→ What to produce
Write out all of the entries exactly, please.
%%
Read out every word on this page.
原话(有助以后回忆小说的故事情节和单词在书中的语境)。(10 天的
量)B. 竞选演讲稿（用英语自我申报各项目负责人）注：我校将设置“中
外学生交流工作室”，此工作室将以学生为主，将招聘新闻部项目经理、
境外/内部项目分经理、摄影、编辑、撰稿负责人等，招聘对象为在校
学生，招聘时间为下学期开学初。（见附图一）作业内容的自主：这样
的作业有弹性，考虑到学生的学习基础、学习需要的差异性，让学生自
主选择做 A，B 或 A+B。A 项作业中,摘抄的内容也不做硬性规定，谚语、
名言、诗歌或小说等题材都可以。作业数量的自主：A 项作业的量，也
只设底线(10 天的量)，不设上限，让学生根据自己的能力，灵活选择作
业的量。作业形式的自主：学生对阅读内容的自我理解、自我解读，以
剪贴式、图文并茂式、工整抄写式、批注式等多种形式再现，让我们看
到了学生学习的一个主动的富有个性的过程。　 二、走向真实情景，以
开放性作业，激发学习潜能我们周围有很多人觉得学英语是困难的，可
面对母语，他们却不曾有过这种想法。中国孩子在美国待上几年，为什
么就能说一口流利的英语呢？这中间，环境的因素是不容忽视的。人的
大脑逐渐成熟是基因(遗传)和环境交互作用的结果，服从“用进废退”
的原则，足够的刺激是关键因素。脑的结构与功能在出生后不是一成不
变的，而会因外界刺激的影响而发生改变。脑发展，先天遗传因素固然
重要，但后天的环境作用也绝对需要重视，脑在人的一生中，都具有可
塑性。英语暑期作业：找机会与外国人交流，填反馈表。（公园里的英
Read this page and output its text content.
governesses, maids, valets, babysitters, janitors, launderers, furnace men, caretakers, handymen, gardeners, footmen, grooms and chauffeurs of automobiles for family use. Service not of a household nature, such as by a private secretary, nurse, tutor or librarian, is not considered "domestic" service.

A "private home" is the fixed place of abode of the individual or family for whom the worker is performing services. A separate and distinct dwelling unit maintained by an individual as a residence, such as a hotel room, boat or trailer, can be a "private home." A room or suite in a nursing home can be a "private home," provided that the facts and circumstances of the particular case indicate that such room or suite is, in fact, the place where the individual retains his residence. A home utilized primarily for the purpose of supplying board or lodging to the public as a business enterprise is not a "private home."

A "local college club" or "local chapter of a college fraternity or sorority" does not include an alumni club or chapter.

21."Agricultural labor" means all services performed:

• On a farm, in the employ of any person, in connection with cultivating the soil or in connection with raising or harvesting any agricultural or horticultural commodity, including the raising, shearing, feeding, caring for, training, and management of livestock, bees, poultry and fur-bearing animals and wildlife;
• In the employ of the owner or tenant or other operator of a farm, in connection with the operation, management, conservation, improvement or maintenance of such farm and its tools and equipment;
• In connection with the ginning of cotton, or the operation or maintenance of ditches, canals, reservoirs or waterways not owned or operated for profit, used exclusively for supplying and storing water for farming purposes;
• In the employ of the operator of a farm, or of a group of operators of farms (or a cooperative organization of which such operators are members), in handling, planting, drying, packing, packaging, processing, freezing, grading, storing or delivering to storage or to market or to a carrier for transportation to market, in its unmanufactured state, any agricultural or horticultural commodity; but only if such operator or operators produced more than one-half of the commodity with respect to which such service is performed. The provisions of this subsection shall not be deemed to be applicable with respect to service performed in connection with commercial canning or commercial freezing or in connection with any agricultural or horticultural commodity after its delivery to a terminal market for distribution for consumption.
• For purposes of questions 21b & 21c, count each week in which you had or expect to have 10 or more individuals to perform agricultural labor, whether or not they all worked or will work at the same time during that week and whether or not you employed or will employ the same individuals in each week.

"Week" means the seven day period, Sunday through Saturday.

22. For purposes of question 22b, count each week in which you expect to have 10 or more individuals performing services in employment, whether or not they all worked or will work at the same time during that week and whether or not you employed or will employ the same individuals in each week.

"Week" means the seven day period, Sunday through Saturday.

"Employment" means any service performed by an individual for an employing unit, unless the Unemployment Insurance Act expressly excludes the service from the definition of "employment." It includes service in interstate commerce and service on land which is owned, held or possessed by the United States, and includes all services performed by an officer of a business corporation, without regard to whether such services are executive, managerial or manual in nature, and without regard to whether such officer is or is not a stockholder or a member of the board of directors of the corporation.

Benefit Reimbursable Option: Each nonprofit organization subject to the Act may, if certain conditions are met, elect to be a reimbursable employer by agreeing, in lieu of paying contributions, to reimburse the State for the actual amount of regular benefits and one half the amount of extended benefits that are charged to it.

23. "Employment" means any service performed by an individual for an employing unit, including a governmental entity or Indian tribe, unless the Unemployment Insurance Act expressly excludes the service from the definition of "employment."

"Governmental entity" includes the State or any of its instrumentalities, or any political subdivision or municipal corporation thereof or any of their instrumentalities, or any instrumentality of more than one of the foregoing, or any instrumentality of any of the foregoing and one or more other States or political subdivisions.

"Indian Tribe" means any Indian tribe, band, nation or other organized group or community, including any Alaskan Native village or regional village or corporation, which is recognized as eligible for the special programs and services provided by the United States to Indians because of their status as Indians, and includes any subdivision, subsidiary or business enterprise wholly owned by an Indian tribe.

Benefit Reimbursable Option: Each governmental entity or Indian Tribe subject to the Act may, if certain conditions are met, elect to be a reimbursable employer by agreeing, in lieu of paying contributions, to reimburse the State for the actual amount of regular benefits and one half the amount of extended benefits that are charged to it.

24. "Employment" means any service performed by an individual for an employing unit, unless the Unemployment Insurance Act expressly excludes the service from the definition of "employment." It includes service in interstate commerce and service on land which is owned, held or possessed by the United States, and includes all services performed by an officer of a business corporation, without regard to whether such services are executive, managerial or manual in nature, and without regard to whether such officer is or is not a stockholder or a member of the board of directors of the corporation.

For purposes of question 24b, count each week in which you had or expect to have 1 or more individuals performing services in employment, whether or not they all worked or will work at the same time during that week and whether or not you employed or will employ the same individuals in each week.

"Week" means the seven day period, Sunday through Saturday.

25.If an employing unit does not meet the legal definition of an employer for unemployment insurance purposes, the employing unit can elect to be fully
%%
→ Result of this exercise
Read out every word on this page.
原话(有助以后回忆小说的故事情节和单词在书中的语境)。(10 天的
量)B. 竞选演讲稿（用英语自我申报各项目负责人）注：我校将设置“中
外学生交流工作室”，此工作室将以学生为主，将招聘新闻部项目经理、
境外/内部项目分经理、摄影、编辑、撰稿负责人等，招聘对象为在校
学生，招聘时间为下学期开学初。（见附图一）作业内容的自主：这样
的作业有弹性，考虑到学生的学习基础、学习需要的差异性，让学生自
主选择做 A，B 或 A+B。A 项作业中,摘抄的内容也不做硬性规定，谚语、
名言、诗歌或小说等题材都可以。作业数量的自主：A 项作业的量，也
只设底线(10 天的量)，不设上限，让学生根据自己的能力，灵活选择作
业的量。作业形式的自主：学生对阅读内容的自我理解、自我解读，以
剪贴式、图文并茂式、工整抄写式、批注式等多种形式再现，让我们看
到了学生学习的一个主动的富有个性的过程。　 二、走向真实情景，以
开放性作业，激发学习潜能我们周围有很多人觉得学英语是困难的，可
面对母语，他们却不曾有过这种想法。中国孩子在美国待上几年，为什
么就能说一口流利的英语呢？这中间，环境的因素是不容忽视的。人的
大脑逐渐成熟是基因(遗传)和环境交互作用的结果，服从“用进废退”
的原则，足够的刺激是关键因素。脑的结构与功能在出生后不是一成不
变的，而会因外界刺激的影响而发生改变。脑发展，先天遗传因素固然
重要，但后天的环境作用也绝对需要重视，脑在人的一生中，都具有可
塑性。英语暑期作业：找机会与外国人交流，填反馈表。（公园里的英
Read this page and output its text content.
governesses, maids, valets, babysitters, janitors, launderers, furnace men, caretakers, handymen, gardeners, footmen, grooms and chauffeurs of automobiles for family use. Service not of a household nature, such as by a private secretary, nurse, tutor or librarian, is not considered "domestic" service.

A "private home" is the fixed place of abode of the individual or family for whom the worker is performing services. A separate and distinct dwelling unit maintained by an individual as a residence, such as a hotel room, boat or trailer, can be a "private home." A room or suite in a nursing home can be a "private home," provided that the facts and circumstances of the particular case indicate that such room or suite is, in fact, the place where the individual retains his residence. A home utilized primarily for the purpose of supplying board or lodging to the public as a business enterprise is not a "private home."

A "local college club" or "local chapter of a college fraternity or sorority" does not include an alumni club or chapter.

21."Agricultural labor" means all services performed:

• On a farm, in the employ of any person, in connection with cultivating the soil or in connection with raising or harvesting any agricultural or horticultural commodity, including the raising, shearing, feeding, caring for, training, and management of livestock, bees, poultry and fur-bearing animals and wildlife;
• In the employ of the owner or tenant or other operator of a farm, in connection with the operation, management, conservation, improvement or maintenance of such farm and its tools and equipment;
• In connection with the ginning of cotton, or the operation or maintenance of ditches, canals, reservoirs or waterways not owned or operated for profit, used exclusively for supplying and storing water for farming purposes;
• In the employ of the operator of a farm, or of a group of operators of farms (or a cooperative organization of which such operators are members), in handling, planting, drying, packing, packaging, processing, freezing, grading, storing or delivering to storage or to market or to a carrier for transportation to market, in its unmanufactured state, any agricultural or horticultural commodity; but only if such operator or operators produced more than one-half of the commodity with respect to which such service is performed. The provisions of this subsection shall not be deemed to be applicable with respect to service performed in connection with commercial canning or commercial freezing or in connection with any agricultural or horticultural commodity after its delivery to a terminal market for distribution for consumption.
• For purposes of questions 21b & 21c, count each week in which you had or expect to have 10 or more individuals to perform agricultural labor, whether or not they all worked or will work at the same time during that week and whether or not you employed or will employ the same individuals in each week.

"Week" means the seven day period, Sunday through Saturday.

22. For purposes of question 22b, count each week in which you expect to have 10 or more individuals performing services in employment, whether or not they all worked or will work at the same time during that week and whether or not you employed or will employ the same individuals in each week.

"Week" means the seven day period, Sunday through Saturday.

"Employment" means any service performed by an individual for an employing unit, unless the Unemployment Insurance Act expressly excludes the service from the definition of "employment." It includes service in interstate commerce and service on land which is owned, held or possessed by the United States, and includes all services performed by an officer of a business corporation, without regard to whether such services are executive, managerial or manual in nature, and without regard to whether such officer is or is not a stockholder or a member of the board of directors of the corporation.

Benefit Reimbursable Option: Each nonprofit organization subject to the Act may, if certain conditions are met, elect to be a reimbursable employer by agreeing, in lieu of paying contributions, to reimburse the State for the actual amount of regular benefits and one half the amount of extended benefits that are charged to it.

23. "Employment" means any service performed by an individual for an employing unit, including a governmental entity or Indian tribe, unless the Unemployment Insurance Act expressly excludes the service from the definition of "employment."

"Governmental entity" includes the State or any of its instrumentalities, or any political subdivision or municipal corporation thereof or any of their instrumentalities, or any instrumentality of more than one of the foregoing, or any instrumentality of any of the foregoing and one or more other States or political subdivisions.

"Indian Tribe" means any Indian tribe, band, nation or other organized group or community, including any Alaskan Native village or regional village or corporation, which is recognized as eligible for the special programs and services provided by the United States to Indians because of their status as Indians, and includes any subdivision, subsidiary or business enterprise wholly owned by an Indian tribe.

Benefit Reimbursable Option: Each governmental entity or Indian Tribe subject to the Act may, if certain conditions are met, elect to be a reimbursable employer by agreeing, in lieu of paying contributions, to reimburse the State for the actual amount of regular benefits and one half the amount of extended benefits that are charged to it.

24. "Employment" means any service performed by an individual for an employing unit, unless the Unemployment Insurance Act expressly excludes the service from the definition of "employment." It includes service in interstate commerce and service on land which is owned, held or possessed by the United States, and includes all services performed by an officer of a business corporation, without regard to whether such services are executive, managerial or manual in nature, and without regard to whether such officer is or is not a stockholder or a member of the board of directors of the corporation.

For purposes of question 24b, count each week in which you had or expect to have 1 or more individuals performing services in employment, whether or not they all worked or will work at the same time during that week and whether or not you employed or will employ the same individuals in each week.

"Week" means the seven day period, Sunday through Saturday.

25.If an employing unit does not meet the legal definition of an employer for unemployment insurance purposes, the employing unit can elect to be fully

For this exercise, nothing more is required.